Stored data
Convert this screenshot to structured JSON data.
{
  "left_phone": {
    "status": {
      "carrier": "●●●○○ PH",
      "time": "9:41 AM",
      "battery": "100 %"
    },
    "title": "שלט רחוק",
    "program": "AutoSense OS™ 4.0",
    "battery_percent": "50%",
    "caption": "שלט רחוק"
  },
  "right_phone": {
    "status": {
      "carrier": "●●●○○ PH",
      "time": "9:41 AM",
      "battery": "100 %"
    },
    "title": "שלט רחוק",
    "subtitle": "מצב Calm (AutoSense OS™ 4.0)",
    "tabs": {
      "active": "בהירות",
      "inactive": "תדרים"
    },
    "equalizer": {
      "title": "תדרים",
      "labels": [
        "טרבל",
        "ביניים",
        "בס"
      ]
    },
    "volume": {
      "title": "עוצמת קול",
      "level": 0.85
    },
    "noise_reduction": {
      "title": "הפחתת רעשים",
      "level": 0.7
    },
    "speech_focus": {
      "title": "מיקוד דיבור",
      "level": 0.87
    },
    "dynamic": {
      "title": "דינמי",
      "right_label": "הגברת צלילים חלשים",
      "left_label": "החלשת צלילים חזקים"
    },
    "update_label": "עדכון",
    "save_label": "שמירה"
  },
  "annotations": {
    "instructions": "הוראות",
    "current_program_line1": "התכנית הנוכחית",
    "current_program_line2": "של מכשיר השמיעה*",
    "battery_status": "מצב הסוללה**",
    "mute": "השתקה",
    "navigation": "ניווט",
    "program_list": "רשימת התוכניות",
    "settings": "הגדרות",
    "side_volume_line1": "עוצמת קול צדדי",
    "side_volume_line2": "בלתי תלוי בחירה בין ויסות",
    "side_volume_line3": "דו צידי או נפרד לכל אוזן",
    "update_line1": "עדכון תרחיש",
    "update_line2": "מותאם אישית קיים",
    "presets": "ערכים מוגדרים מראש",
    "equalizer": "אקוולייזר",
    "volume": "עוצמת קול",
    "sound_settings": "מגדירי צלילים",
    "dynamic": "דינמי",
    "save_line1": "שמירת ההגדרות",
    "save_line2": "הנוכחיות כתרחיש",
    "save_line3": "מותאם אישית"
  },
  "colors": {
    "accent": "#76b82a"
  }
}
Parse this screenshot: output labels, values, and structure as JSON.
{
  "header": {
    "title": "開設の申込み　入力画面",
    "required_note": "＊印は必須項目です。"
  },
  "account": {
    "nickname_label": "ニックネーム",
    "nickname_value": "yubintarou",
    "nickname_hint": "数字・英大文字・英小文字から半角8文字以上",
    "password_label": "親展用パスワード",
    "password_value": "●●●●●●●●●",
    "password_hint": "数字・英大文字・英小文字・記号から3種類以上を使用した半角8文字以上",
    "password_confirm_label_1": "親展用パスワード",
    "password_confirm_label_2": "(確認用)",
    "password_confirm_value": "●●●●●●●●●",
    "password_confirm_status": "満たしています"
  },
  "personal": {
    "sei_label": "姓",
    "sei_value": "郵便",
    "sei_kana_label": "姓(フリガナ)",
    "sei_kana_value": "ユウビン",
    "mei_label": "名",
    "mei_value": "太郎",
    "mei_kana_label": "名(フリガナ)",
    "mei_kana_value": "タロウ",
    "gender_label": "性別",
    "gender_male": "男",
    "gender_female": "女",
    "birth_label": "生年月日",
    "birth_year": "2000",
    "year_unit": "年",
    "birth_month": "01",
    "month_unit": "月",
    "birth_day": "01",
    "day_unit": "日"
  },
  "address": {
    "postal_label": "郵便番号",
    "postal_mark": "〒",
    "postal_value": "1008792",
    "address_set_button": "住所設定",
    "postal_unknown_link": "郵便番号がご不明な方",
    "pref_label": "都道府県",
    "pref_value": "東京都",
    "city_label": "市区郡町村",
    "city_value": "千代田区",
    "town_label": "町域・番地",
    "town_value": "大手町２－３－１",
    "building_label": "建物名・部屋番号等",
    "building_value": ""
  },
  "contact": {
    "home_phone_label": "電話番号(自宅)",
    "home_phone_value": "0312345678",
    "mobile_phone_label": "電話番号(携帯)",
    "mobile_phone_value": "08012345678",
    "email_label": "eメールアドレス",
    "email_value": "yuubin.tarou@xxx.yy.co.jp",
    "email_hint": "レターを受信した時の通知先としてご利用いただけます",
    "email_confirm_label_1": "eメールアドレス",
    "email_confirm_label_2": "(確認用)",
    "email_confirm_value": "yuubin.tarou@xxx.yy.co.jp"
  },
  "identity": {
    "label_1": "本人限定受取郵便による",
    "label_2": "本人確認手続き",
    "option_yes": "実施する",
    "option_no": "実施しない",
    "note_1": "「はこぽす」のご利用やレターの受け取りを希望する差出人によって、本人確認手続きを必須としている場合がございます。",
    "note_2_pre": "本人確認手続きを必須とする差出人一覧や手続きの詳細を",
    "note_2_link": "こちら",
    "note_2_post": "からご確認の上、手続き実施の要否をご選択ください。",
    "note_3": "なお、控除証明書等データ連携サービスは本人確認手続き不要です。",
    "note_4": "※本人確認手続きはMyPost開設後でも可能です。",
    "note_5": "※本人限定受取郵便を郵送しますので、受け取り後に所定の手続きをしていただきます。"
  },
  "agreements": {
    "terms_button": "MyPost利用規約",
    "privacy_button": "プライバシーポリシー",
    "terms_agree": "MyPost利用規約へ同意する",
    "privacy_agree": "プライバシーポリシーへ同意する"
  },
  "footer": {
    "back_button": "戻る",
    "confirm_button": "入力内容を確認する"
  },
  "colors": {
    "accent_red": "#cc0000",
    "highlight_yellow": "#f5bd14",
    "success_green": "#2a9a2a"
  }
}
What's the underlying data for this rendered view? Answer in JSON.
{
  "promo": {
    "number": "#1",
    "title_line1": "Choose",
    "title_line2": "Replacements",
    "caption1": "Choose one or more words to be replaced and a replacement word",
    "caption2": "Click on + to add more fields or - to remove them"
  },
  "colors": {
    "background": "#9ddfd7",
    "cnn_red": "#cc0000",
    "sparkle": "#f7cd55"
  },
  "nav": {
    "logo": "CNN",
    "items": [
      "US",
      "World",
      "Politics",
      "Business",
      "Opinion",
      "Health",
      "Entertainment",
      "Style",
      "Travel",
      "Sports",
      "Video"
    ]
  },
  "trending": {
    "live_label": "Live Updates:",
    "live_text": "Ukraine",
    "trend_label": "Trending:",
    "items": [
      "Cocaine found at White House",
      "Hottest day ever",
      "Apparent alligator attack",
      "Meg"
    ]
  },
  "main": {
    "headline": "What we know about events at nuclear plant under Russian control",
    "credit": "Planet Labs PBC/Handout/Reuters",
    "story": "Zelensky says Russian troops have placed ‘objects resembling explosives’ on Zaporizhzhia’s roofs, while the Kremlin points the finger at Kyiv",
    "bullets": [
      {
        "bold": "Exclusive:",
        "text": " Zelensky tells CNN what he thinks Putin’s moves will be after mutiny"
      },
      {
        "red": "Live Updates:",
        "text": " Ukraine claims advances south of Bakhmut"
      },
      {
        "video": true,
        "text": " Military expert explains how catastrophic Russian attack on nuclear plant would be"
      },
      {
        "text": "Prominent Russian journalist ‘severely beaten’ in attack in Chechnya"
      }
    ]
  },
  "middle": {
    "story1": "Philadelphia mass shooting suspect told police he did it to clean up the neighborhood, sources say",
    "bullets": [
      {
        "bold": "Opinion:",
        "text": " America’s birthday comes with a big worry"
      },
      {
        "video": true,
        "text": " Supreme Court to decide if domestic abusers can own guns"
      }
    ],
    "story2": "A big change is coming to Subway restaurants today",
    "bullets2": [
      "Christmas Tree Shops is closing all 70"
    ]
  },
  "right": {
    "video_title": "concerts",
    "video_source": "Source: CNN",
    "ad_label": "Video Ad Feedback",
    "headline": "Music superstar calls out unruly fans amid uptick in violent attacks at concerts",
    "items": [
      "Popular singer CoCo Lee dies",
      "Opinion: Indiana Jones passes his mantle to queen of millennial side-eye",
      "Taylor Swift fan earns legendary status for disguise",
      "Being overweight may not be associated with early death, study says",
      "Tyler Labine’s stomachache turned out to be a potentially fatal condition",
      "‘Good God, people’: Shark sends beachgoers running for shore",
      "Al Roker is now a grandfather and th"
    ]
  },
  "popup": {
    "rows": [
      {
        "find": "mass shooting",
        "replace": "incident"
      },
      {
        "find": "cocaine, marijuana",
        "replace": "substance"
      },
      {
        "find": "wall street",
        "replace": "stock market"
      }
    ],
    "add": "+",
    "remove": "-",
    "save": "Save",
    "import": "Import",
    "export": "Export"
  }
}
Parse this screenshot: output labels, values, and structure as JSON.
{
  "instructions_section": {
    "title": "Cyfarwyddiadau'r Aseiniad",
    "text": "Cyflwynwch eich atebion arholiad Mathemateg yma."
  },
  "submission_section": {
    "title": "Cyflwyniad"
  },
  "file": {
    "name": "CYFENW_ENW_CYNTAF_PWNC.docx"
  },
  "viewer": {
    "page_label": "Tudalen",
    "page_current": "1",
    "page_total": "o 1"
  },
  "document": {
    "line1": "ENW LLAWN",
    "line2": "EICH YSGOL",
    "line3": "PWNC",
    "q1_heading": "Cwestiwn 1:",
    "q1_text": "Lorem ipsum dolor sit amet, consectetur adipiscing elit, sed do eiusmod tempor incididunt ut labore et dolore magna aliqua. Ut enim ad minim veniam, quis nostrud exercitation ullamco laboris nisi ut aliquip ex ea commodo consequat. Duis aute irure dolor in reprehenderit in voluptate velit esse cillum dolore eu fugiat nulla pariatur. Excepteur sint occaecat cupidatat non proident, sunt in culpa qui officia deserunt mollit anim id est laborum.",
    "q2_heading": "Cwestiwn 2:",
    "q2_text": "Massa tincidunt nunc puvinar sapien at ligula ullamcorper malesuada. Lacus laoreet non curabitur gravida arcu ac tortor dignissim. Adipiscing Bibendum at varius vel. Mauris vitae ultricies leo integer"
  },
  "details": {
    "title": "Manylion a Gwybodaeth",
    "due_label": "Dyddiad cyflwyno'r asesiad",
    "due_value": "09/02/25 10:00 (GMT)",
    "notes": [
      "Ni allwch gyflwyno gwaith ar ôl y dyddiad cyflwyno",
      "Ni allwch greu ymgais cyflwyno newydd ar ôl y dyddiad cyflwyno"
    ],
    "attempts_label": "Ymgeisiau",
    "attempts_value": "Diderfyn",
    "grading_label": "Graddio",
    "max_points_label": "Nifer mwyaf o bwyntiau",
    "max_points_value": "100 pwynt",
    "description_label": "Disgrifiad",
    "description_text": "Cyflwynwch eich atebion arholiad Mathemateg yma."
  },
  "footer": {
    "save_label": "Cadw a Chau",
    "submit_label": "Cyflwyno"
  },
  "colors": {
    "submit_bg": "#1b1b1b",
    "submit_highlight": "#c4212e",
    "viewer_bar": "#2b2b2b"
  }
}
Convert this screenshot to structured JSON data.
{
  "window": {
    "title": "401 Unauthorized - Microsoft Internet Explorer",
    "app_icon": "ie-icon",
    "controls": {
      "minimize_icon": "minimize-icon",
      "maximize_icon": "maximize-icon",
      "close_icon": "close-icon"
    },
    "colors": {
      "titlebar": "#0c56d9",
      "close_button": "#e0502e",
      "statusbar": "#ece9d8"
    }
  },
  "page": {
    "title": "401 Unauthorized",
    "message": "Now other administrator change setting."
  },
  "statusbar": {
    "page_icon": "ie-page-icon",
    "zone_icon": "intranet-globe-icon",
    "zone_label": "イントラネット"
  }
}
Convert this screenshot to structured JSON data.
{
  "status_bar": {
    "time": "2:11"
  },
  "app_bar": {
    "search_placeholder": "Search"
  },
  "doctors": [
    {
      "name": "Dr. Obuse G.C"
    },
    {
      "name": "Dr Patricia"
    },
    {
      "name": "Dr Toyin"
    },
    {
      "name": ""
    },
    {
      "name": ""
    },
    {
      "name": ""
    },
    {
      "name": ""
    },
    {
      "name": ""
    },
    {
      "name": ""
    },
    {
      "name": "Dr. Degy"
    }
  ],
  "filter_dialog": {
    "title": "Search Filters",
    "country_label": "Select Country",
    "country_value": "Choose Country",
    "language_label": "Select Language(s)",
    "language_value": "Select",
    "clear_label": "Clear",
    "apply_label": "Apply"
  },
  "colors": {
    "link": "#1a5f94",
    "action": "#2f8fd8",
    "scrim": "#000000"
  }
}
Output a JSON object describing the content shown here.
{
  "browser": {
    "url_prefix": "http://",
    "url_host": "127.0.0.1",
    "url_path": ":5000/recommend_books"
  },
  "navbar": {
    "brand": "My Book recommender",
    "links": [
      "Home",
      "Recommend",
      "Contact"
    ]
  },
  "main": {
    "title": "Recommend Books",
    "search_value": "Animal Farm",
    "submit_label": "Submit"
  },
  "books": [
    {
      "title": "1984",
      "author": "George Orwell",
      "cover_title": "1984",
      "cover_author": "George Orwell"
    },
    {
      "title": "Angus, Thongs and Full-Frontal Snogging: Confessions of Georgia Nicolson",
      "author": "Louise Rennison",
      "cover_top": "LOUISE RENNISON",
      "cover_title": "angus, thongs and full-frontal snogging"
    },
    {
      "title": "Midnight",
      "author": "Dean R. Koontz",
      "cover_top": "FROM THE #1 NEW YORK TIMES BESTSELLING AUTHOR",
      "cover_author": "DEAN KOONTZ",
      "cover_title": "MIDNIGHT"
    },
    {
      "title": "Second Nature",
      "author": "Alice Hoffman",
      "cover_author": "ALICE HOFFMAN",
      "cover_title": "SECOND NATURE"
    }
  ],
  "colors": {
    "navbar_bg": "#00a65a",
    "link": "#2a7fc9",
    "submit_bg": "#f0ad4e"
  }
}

(PROBLEM TO WORK ON): Report the number of lines that include the string "英大文字"; return nothing but the count.

(FINISHED EXERCISE): 2